*Written exercise*: Select lines where the word "USOUSD" appears.
*** Supplied information
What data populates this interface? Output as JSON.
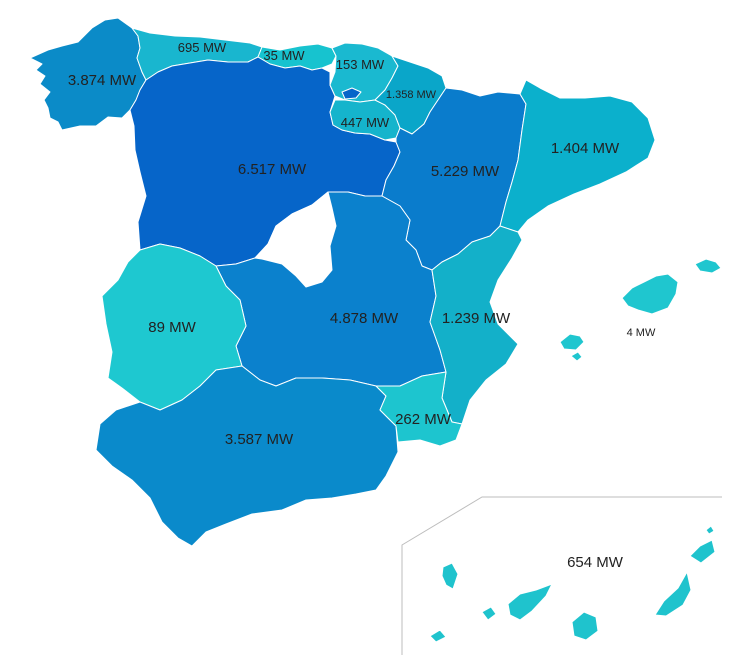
{
  "regions": {
    "galicia": {
      "label": "3.874 MW",
      "color": "#0b8bc8"
    },
    "asturias": {
      "label": "695 MW",
      "color": "#19b6cf"
    },
    "cantabria": {
      "label": "35 MW",
      "color": "#17c3cf"
    },
    "pais_vasco": {
      "label": "153 MW",
      "color": "#1ab9d0"
    },
    "navarra": {
      "label": "1.358 MW",
      "color": "#0aa6c9"
    },
    "la_rioja": {
      "label": "447 MW",
      "color": "#15b4cc"
    },
    "castilla_y_leon": {
      "label": "6.517 MW",
      "color": "#0665c9"
    },
    "aragon": {
      "label": "5.229 MW",
      "color": "#0a7ccc"
    },
    "cataluna": {
      "label": "1.404 MW",
      "color": "#0bb0cc"
    },
    "madrid": {
      "color": "#ffffff"
    },
    "extremadura": {
      "label": "89 MW",
      "color": "#1ec8d0"
    },
    "castilla_la_mancha": {
      "label": "4.878 MW",
      "color": "#0b81cd"
    },
    "valencia": {
      "label": "1.239 MW",
      "color": "#13b0c9"
    },
    "murcia": {
      "label": "262 MW",
      "color": "#1dc5cf"
    },
    "andalucia": {
      "label": "3.587 MW",
      "color": "#0a8acb"
    },
    "baleares": {
      "label": "4 MW",
      "color": "#1fc6cf"
    },
    "canarias": {
      "label": "654 MW",
      "color": "#1fc3cd"
    }
  },
  "inset": {
    "line_color": "#bdbdbd"
  }
}
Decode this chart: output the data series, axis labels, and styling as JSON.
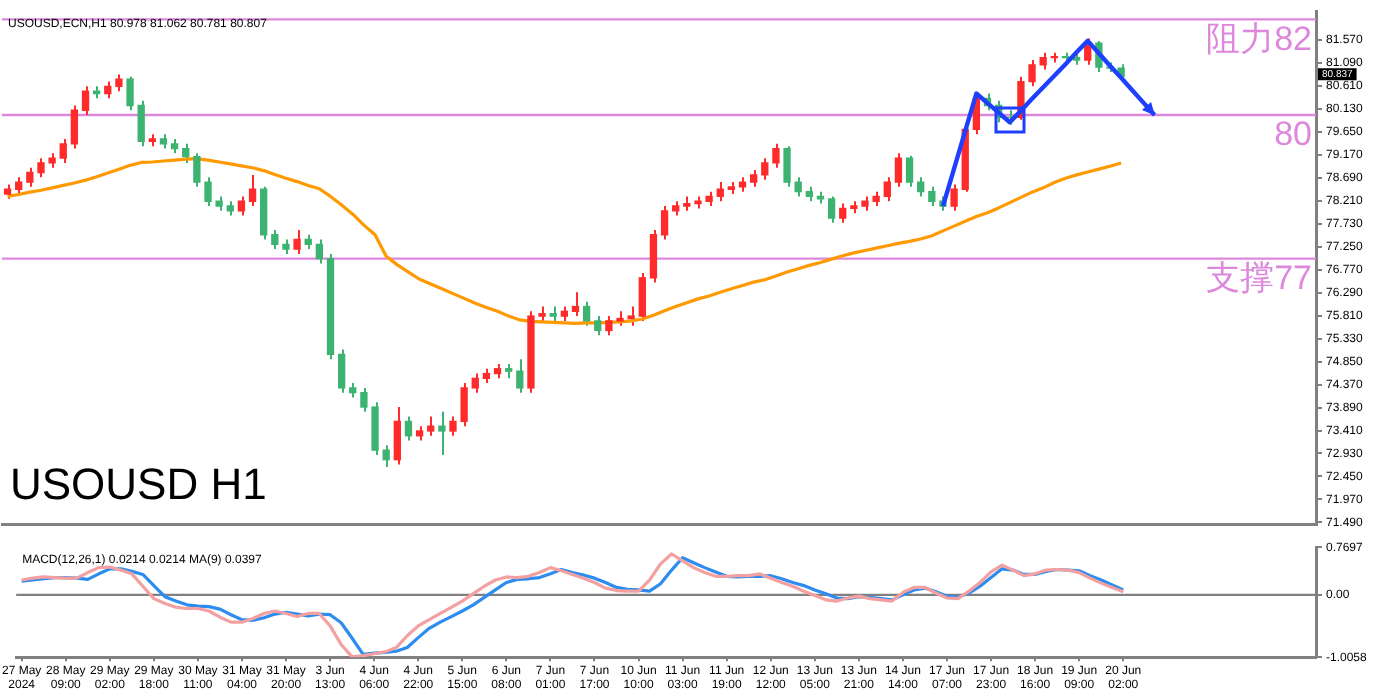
{
  "chart_data": [
    {
      "type": "candlestick",
      "tick_labels": "y",
      "annotations": [
        "USOUSD,ECN,H1 80.978 81.062 80.781 80.807",
        "USOUSD H1",
        "80.837"
      ],
      "categories": [
        null,
        null,
        null,
        null,
        null,
        null,
        null,
        null,
        null,
        null,
        null,
        null,
        null,
        null,
        null,
        null,
        null,
        null,
        null,
        null,
        null,
        null,
        null,
        null,
        null,
        null,
        null,
        null,
        null,
        null,
        null,
        null,
        null,
        null,
        null,
        null,
        null,
        null,
        null,
        null,
        null,
        null,
        null,
        null,
        null,
        null,
        null,
        null,
        null,
        null,
        null,
        null,
        null,
        null,
        null,
        null,
        null,
        null,
        null,
        null,
        null,
        null,
        null,
        null,
        null,
        null,
        null,
        null,
        null,
        null,
        null,
        null,
        null,
        null,
        null,
        null,
        null,
        null,
        null,
        null,
        null,
        null,
        null,
        null,
        null,
        null,
        null,
        null,
        null,
        null,
        null,
        null,
        null,
        null,
        null,
        null,
        null,
        null,
        null,
        null,
        null,
        null,
        null,
        null,
        null,
        null,
        null,
        null,
        null,
        null,
        null,
        null,
        null,
        null,
        null,
        null,
        null,
        null
      ],
      "series": [
        {
          "ohlc": [
            [
              78.35,
              78.55,
              78.25,
              78.45
            ],
            [
              78.45,
              78.7,
              78.35,
              78.6
            ],
            [
              78.6,
              78.9,
              78.5,
              78.8
            ],
            [
              78.8,
              79.1,
              78.7,
              79.0
            ],
            [
              79.0,
              79.2,
              78.9,
              79.1
            ],
            [
              79.1,
              79.5,
              79.0,
              79.4
            ],
            [
              79.4,
              80.2,
              79.3,
              80.1
            ],
            [
              80.1,
              80.6,
              80.0,
              80.5
            ],
            [
              80.5,
              80.6,
              80.35,
              80.45
            ],
            [
              80.45,
              80.7,
              80.35,
              80.6
            ],
            [
              80.6,
              80.85,
              80.5,
              80.75
            ],
            [
              80.75,
              80.8,
              80.1,
              80.2
            ],
            [
              80.2,
              80.3,
              79.35,
              79.45
            ],
            [
              79.45,
              79.6,
              79.35,
              79.5
            ],
            [
              79.5,
              79.6,
              79.3,
              79.4
            ],
            [
              79.4,
              79.5,
              79.2,
              79.3
            ],
            [
              79.3,
              79.4,
              79.0,
              79.13
            ],
            [
              79.13,
              79.2,
              78.5,
              78.6
            ],
            [
              78.6,
              78.7,
              78.1,
              78.2
            ],
            [
              78.2,
              78.3,
              78.0,
              78.1
            ],
            [
              78.1,
              78.2,
              77.9,
              78.0
            ],
            [
              78.0,
              78.3,
              77.9,
              78.2
            ],
            [
              78.2,
              78.75,
              78.1,
              78.45
            ],
            [
              78.45,
              78.5,
              77.4,
              77.5
            ],
            [
              77.5,
              77.6,
              77.2,
              77.3
            ],
            [
              77.3,
              77.4,
              77.1,
              77.2
            ],
            [
              77.2,
              77.6,
              77.1,
              77.4
            ],
            [
              77.4,
              77.5,
              77.2,
              77.3
            ],
            [
              77.3,
              77.4,
              76.9,
              77.0
            ],
            [
              77.0,
              77.1,
              74.9,
              75.0
            ],
            [
              75.0,
              75.1,
              74.2,
              74.3
            ],
            [
              74.3,
              74.4,
              74.1,
              74.2
            ],
            [
              74.2,
              74.3,
              73.8,
              73.9
            ],
            [
              73.9,
              74.0,
              72.9,
              73.0
            ],
            [
              73.0,
              73.1,
              72.65,
              72.8
            ],
            [
              72.8,
              73.9,
              72.7,
              73.6
            ],
            [
              73.6,
              73.7,
              73.2,
              73.3
            ],
            [
              73.3,
              73.5,
              73.2,
              73.4
            ],
            [
              73.4,
              73.7,
              73.3,
              73.5
            ],
            [
              73.5,
              73.8,
              72.9,
              73.4
            ],
            [
              73.4,
              73.7,
              73.3,
              73.6
            ],
            [
              73.6,
              74.4,
              73.5,
              74.3
            ],
            [
              74.3,
              74.6,
              74.2,
              74.5
            ],
            [
              74.5,
              74.7,
              74.4,
              74.6
            ],
            [
              74.6,
              74.8,
              74.5,
              74.7
            ],
            [
              74.7,
              74.8,
              74.5,
              74.65
            ],
            [
              74.65,
              74.9,
              74.2,
              74.3
            ],
            [
              74.3,
              75.9,
              74.2,
              75.8
            ],
            [
              75.8,
              76.0,
              75.7,
              75.85
            ],
            [
              75.85,
              76.0,
              75.7,
              75.8
            ],
            [
              75.8,
              76.0,
              75.7,
              75.9
            ],
            [
              75.9,
              76.3,
              75.8,
              76.0
            ],
            [
              76.0,
              76.1,
              75.6,
              75.7
            ],
            [
              75.7,
              75.8,
              75.4,
              75.5
            ],
            [
              75.5,
              75.8,
              75.4,
              75.7
            ],
            [
              75.7,
              75.9,
              75.6,
              75.75
            ],
            [
              75.75,
              76.0,
              75.6,
              75.8
            ],
            [
              75.8,
              76.7,
              75.7,
              76.6
            ],
            [
              76.6,
              77.6,
              76.5,
              77.5
            ],
            [
              77.5,
              78.1,
              77.4,
              78.0
            ],
            [
              78.0,
              78.2,
              77.9,
              78.1
            ],
            [
              78.1,
              78.3,
              78.0,
              78.15
            ],
            [
              78.15,
              78.3,
              78.05,
              78.2
            ],
            [
              78.2,
              78.4,
              78.1,
              78.3
            ],
            [
              78.3,
              78.6,
              78.2,
              78.45
            ],
            [
              78.45,
              78.6,
              78.35,
              78.5
            ],
            [
              78.5,
              78.7,
              78.4,
              78.6
            ],
            [
              78.6,
              78.85,
              78.5,
              78.75
            ],
            [
              78.75,
              79.1,
              78.65,
              79.0
            ],
            [
              79.0,
              79.4,
              78.9,
              79.3
            ],
            [
              79.3,
              79.35,
              78.5,
              78.6
            ],
            [
              78.6,
              78.7,
              78.3,
              78.4
            ],
            [
              78.4,
              78.5,
              78.2,
              78.3
            ],
            [
              78.3,
              78.4,
              78.15,
              78.25
            ],
            [
              78.25,
              78.3,
              77.75,
              77.85
            ],
            [
              77.85,
              78.15,
              77.75,
              78.05
            ],
            [
              78.05,
              78.2,
              77.95,
              78.1
            ],
            [
              78.1,
              78.3,
              78.0,
              78.2
            ],
            [
              78.2,
              78.4,
              78.1,
              78.3
            ],
            [
              78.3,
              78.7,
              78.2,
              78.6
            ],
            [
              78.6,
              79.2,
              78.5,
              79.1
            ],
            [
              79.1,
              79.15,
              78.5,
              78.6
            ],
            [
              78.6,
              78.7,
              78.3,
              78.4
            ],
            [
              78.4,
              78.5,
              78.1,
              78.2
            ],
            [
              78.2,
              78.3,
              78.0,
              78.1
            ],
            [
              78.1,
              78.55,
              78.0,
              78.45
            ],
            [
              78.45,
              79.8,
              78.4,
              79.7
            ],
            [
              79.7,
              80.45,
              79.6,
              80.35
            ],
            [
              80.35,
              80.45,
              80.1,
              80.2
            ],
            [
              80.2,
              80.3,
              79.85,
              79.95
            ],
            [
              79.95,
              80.1,
              79.8,
              79.95
            ],
            [
              79.95,
              80.8,
              79.9,
              80.7
            ],
            [
              80.7,
              81.15,
              80.6,
              81.05
            ],
            [
              81.05,
              81.3,
              80.95,
              81.2
            ],
            [
              81.2,
              81.3,
              81.1,
              81.22
            ],
            [
              81.22,
              81.3,
              81.1,
              81.2
            ],
            [
              81.2,
              81.3,
              81.05,
              81.15
            ],
            [
              81.15,
              81.6,
              81.05,
              81.5
            ],
            [
              81.5,
              81.55,
              80.9,
              81.0
            ],
            [
              81.0,
              81.1,
              80.9,
              80.98
            ],
            [
              80.98,
              81.06,
              80.78,
              80.81
            ],
            null,
            null,
            null,
            null,
            null,
            null,
            null,
            null,
            null,
            null,
            null,
            null,
            null,
            null,
            null,
            null,
            null
          ],
          "colors": [
            "#ff2a2a",
            "#ff2a2a",
            "#ff2a2a",
            "#ff2a2a",
            "#ff2a2a",
            "#ff2a2a",
            "#ff2a2a",
            "#ff2a2a",
            "#3cb371",
            "#ff2a2a",
            "#ff2a2a",
            "#3cb371",
            "#3cb371",
            "#ff2a2a",
            "#3cb371",
            "#3cb371",
            "#3cb371",
            "#3cb371",
            "#3cb371",
            "#3cb371",
            "#3cb371",
            "#ff2a2a",
            "#ff2a2a",
            "#3cb371",
            "#3cb371",
            "#3cb371",
            "#ff2a2a",
            "#3cb371",
            "#3cb371",
            "#3cb371",
            "#3cb371",
            "#3cb371",
            "#3cb371",
            "#3cb371",
            "#3cb371",
            "#ff2a2a",
            "#3cb371",
            "#ff2a2a",
            "#ff2a2a",
            "#3cb371",
            "#ff2a2a",
            "#ff2a2a",
            "#ff2a2a",
            "#ff2a2a",
            "#ff2a2a",
            "#3cb371",
            "#3cb371",
            "#ff2a2a",
            "#ff2a2a",
            "#3cb371",
            "#ff2a2a",
            "#ff2a2a",
            "#3cb371",
            "#3cb371",
            "#ff2a2a",
            "#ff2a2a",
            "#ff2a2a",
            "#ff2a2a",
            "#ff2a2a",
            "#ff2a2a",
            "#ff2a2a",
            "#ff2a2a",
            "#ff2a2a",
            "#ff2a2a",
            "#ff2a2a",
            "#ff2a2a",
            "#ff2a2a",
            "#ff2a2a",
            "#ff2a2a",
            "#ff2a2a",
            "#3cb371",
            "#3cb371",
            "#3cb371",
            "#3cb371",
            "#3cb371",
            "#ff2a2a",
            "#ff2a2a",
            "#ff2a2a",
            "#ff2a2a",
            "#ff2a2a",
            "#ff2a2a",
            "#3cb371",
            "#3cb371",
            "#3cb371",
            "#3cb371",
            "#ff2a2a",
            "#ff2a2a",
            "#ff2a2a",
            "#3cb371",
            "#3cb371",
            "#3cb371",
            "#ff2a2a",
            "#ff2a2a",
            "#ff2a2a",
            "#ff2a2a",
            "#3cb371",
            "#3cb371",
            "#ff2a2a",
            "#3cb371",
            "#3cb371",
            "#3cb371",
            null,
            null,
            null,
            null,
            null,
            null,
            null,
            null,
            null,
            null,
            null,
            null,
            null,
            null,
            null,
            null,
            null
          ]
        },
        {
          "type": "line",
          "color": "#ff9900",
          "values": [
            78.3,
            78.34,
            78.39,
            78.43,
            78.48,
            78.53,
            78.58,
            78.64,
            78.71,
            78.79,
            78.87,
            78.95,
            79.01,
            79.02,
            79.04,
            79.06,
            79.08,
            79.09,
            79.06,
            79.02,
            78.98,
            78.94,
            78.9,
            78.84,
            78.76,
            78.68,
            78.61,
            78.53,
            78.46,
            78.3,
            78.12,
            77.93,
            77.7,
            77.5,
            77.05,
            76.87,
            76.72,
            76.57,
            76.47,
            76.37,
            76.27,
            76.17,
            76.07,
            75.98,
            75.9,
            75.8,
            75.72,
            75.69,
            75.68,
            75.67,
            75.66,
            75.65,
            75.66,
            75.66,
            75.67,
            75.68,
            75.7,
            75.74,
            75.82,
            75.91,
            76.0,
            76.08,
            76.16,
            76.22,
            76.3,
            76.37,
            76.44,
            76.51,
            76.56,
            76.64,
            76.72,
            76.79,
            76.86,
            76.92,
            76.99,
            77.06,
            77.12,
            77.17,
            77.22,
            77.27,
            77.32,
            77.36,
            77.41,
            77.48,
            77.58,
            77.68,
            77.78,
            77.88,
            77.96,
            78.06,
            78.17,
            78.28,
            78.39,
            78.48,
            78.59,
            78.68,
            78.75,
            78.81,
            78.87,
            78.93,
            79.0,
            null,
            null,
            null,
            null,
            null,
            null,
            null,
            null,
            null,
            null,
            null,
            null,
            null,
            null,
            null,
            null,
            null
          ]
        },
        {
          "type": "line",
          "color": "#1f3fff",
          "values": [
            null,
            null,
            null,
            null,
            null,
            null,
            null,
            null,
            null,
            null,
            null,
            null,
            null,
            null,
            null,
            null,
            null,
            null,
            null,
            null,
            null,
            null,
            null,
            null,
            null,
            null,
            null,
            null,
            null,
            null,
            null,
            null,
            null,
            null,
            null,
            null,
            null,
            null,
            null,
            null,
            null,
            null,
            null,
            null,
            null,
            null,
            null,
            null,
            null,
            null,
            null,
            null,
            null,
            null,
            null,
            null,
            null,
            null,
            null,
            null,
            null,
            null,
            null,
            null,
            null,
            null,
            null,
            null,
            null,
            null,
            null,
            null,
            null,
            null,
            null,
            null,
            null,
            null,
            null,
            null,
            null,
            null,
            null,
            null,
            78.1,
            78.88,
            79.67,
            80.45,
            80.25,
            80.05,
            79.85,
            80.09,
            80.34,
            80.58,
            80.82,
            81.06,
            81.31,
            81.55,
            81.29,
            81.03,
            80.78,
            80.52,
            80.26,
            80.0,
            null,
            null,
            null,
            null,
            null,
            null,
            null,
            null,
            null,
            null,
            null,
            null,
            null,
            null
          ]
        }
      ],
      "ylim": [
        71.44,
        82.17
      ],
      "yticks": [
        {
          "value": 71.49,
          "label": "71.490"
        },
        {
          "value": 71.97,
          "label": "71.970"
        },
        {
          "value": 72.45,
          "label": "72.450"
        },
        {
          "value": 72.93,
          "label": "72.930"
        },
        {
          "value": 73.41,
          "label": "73.410"
        },
        {
          "value": 73.89,
          "label": "73.890"
        },
        {
          "value": 74.37,
          "label": "74.370"
        },
        {
          "value": 74.85,
          "label": "74.850"
        },
        {
          "value": 75.33,
          "label": "75.330"
        },
        {
          "value": 75.81,
          "label": "75.810"
        },
        {
          "value": 76.29,
          "label": "76.290"
        },
        {
          "value": 76.77,
          "label": "76.770"
        },
        {
          "value": 77.25,
          "label": "77.250"
        },
        {
          "value": 77.73,
          "label": "77.730"
        },
        {
          "value": 78.21,
          "label": "78.210"
        },
        {
          "value": 78.69,
          "label": "78.690"
        },
        {
          "value": 79.17,
          "label": "79.170"
        },
        {
          "value": 79.65,
          "label": "79.650"
        },
        {
          "value": 80.13,
          "label": "80.130"
        },
        {
          "value": 80.61,
          "label": "80.610"
        },
        {
          "value": 81.09,
          "label": "81.090"
        },
        {
          "value": 81.57,
          "label": "81.570"
        }
      ],
      "ref_lines": [
        {
          "axis": "y",
          "value": 82,
          "label": "阻力82",
          "color": "#dd88dd"
        },
        {
          "axis": "y",
          "value": 80,
          "label": "80",
          "color": "#dd88dd"
        },
        {
          "axis": "y",
          "value": 77,
          "label": "支撑77",
          "color": "#dd88dd"
        }
      ],
      "legend": false,
      "grid": false
    },
    {
      "type": "line",
      "annotations": [
        "MACD(12,26,1) 0.0214 0.0214 MA(9) 0.0397"
      ],
      "categories": [
        "27 May 2024",
        null,
        null,
        null,
        "28 May 09:00",
        null,
        null,
        null,
        "29 May 02:00",
        null,
        null,
        null,
        "29 May 18:00",
        null,
        null,
        null,
        "30 May 11:00",
        null,
        null,
        null,
        "31 May 04:00",
        null,
        null,
        null,
        "31 May 20:00",
        null,
        null,
        null,
        "3 Jun 13:00",
        null,
        null,
        null,
        "4 Jun 06:00",
        null,
        null,
        null,
        "4 Jun 22:00",
        null,
        null,
        null,
        "5 Jun 15:00",
        null,
        null,
        null,
        "6 Jun 08:00",
        null,
        null,
        null,
        "7 Jun 01:00",
        null,
        null,
        null,
        "7 Jun 17:00",
        null,
        null,
        null,
        "10 Jun 10:00",
        null,
        null,
        null,
        "11 Jun 03:00",
        null,
        null,
        null,
        "11 Jun 19:00",
        null,
        null,
        null,
        "12 Jun 12:00",
        null,
        null,
        null,
        "13 Jun 05:00",
        null,
        null,
        null,
        "13 Jun 21:00",
        null,
        null,
        null,
        "14 Jun 14:00",
        null,
        null,
        null,
        "17 Jun 07:00",
        null,
        null,
        null,
        "17 Jun 23:00",
        null,
        null,
        null,
        "18 Jun 16:00",
        null,
        null,
        null,
        "19 Jun 09:00",
        null,
        null,
        null,
        "20 Jun 02:00",
        null,
        null,
        null,
        null,
        null,
        null,
        null,
        null,
        null,
        null,
        null,
        null,
        null,
        null,
        null,
        null,
        null
      ],
      "series": [
        {
          "color": "#f4a0a0",
          "values": [
            0.24,
            0.27,
            0.29,
            0.28,
            0.27,
            0.27,
            0.36,
            0.44,
            0.45,
            0.4,
            0.34,
            0.14,
            -0.06,
            -0.14,
            -0.2,
            -0.22,
            -0.22,
            -0.26,
            -0.36,
            -0.44,
            -0.44,
            -0.38,
            -0.3,
            -0.26,
            -0.3,
            -0.35,
            -0.3,
            -0.3,
            -0.5,
            -0.8,
            -1.0,
            -0.98,
            -0.95,
            -0.92,
            -0.85,
            -0.66,
            -0.5,
            -0.4,
            -0.3,
            -0.2,
            -0.1,
            0.02,
            0.14,
            0.24,
            0.29,
            0.28,
            0.3,
            0.36,
            0.44,
            0.39,
            0.33,
            0.27,
            0.2,
            0.11,
            0.07,
            0.06,
            0.06,
            0.24,
            0.5,
            0.66,
            0.55,
            0.44,
            0.36,
            0.3,
            0.3,
            0.31,
            0.31,
            0.34,
            0.27,
            0.2,
            0.14,
            0.06,
            -0.01,
            -0.08,
            -0.1,
            -0.05,
            -0.02,
            -0.06,
            -0.08,
            -0.1,
            0.04,
            0.12,
            0.12,
            0.03,
            -0.05,
            -0.06,
            0.06,
            0.2,
            0.37,
            0.48,
            0.4,
            0.31,
            0.34,
            0.4,
            0.41,
            0.4,
            0.36,
            0.27,
            0.19,
            0.12,
            0.05,
            null,
            null,
            null,
            null,
            null,
            null,
            null,
            null,
            null,
            null,
            null,
            null,
            null,
            null,
            null,
            null,
            null
          ]
        },
        {
          "color": "#2d8cf0",
          "values": [
            0.22,
            0.24,
            0.26,
            0.28,
            0.28,
            0.27,
            0.25,
            0.34,
            0.42,
            0.42,
            0.38,
            0.33,
            0.15,
            -0.03,
            -0.1,
            -0.16,
            -0.18,
            -0.19,
            -0.23,
            -0.32,
            -0.4,
            -0.41,
            -0.37,
            -0.31,
            -0.28,
            -0.31,
            -0.34,
            -0.31,
            -0.32,
            -0.45,
            -0.7,
            -0.96,
            -0.94,
            -0.93,
            -0.91,
            -0.85,
            -0.69,
            -0.54,
            -0.44,
            -0.35,
            -0.26,
            -0.16,
            -0.04,
            0.08,
            0.2,
            0.25,
            0.26,
            0.28,
            0.34,
            0.41,
            0.36,
            0.32,
            0.27,
            0.2,
            0.12,
            0.09,
            0.08,
            0.06,
            0.18,
            0.4,
            0.6,
            0.52,
            0.44,
            0.37,
            0.3,
            0.29,
            0.3,
            0.3,
            0.31,
            0.26,
            0.2,
            0.15,
            0.08,
            0.02,
            -0.05,
            -0.06,
            -0.03,
            -0.04,
            -0.06,
            -0.08,
            0.0,
            0.08,
            0.11,
            0.05,
            -0.02,
            -0.04,
            0.03,
            0.14,
            0.28,
            0.42,
            0.4,
            0.33,
            0.33,
            0.38,
            0.41,
            0.4,
            0.39,
            0.31,
            0.24,
            0.16,
            0.08,
            null,
            null,
            null,
            null,
            null,
            null,
            null,
            null,
            null,
            null,
            null,
            null,
            null,
            null,
            null,
            null,
            null
          ]
        }
      ],
      "ylim": [
        -1.0058,
        0.7697
      ],
      "yticks": [
        0.7697,
        {
          "value": 0,
          "label": "0.00"
        },
        -1.0058
      ],
      "ref_lines": [
        {
          "axis": "y",
          "value": 0,
          "color": "#808080"
        }
      ],
      "legend": false,
      "grid": false
    }
  ]
}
******
*Complete answer*:
        "USOUSD,ECN,H1 80.978 81.062 80.781 80.807",
        "USOUSD H1",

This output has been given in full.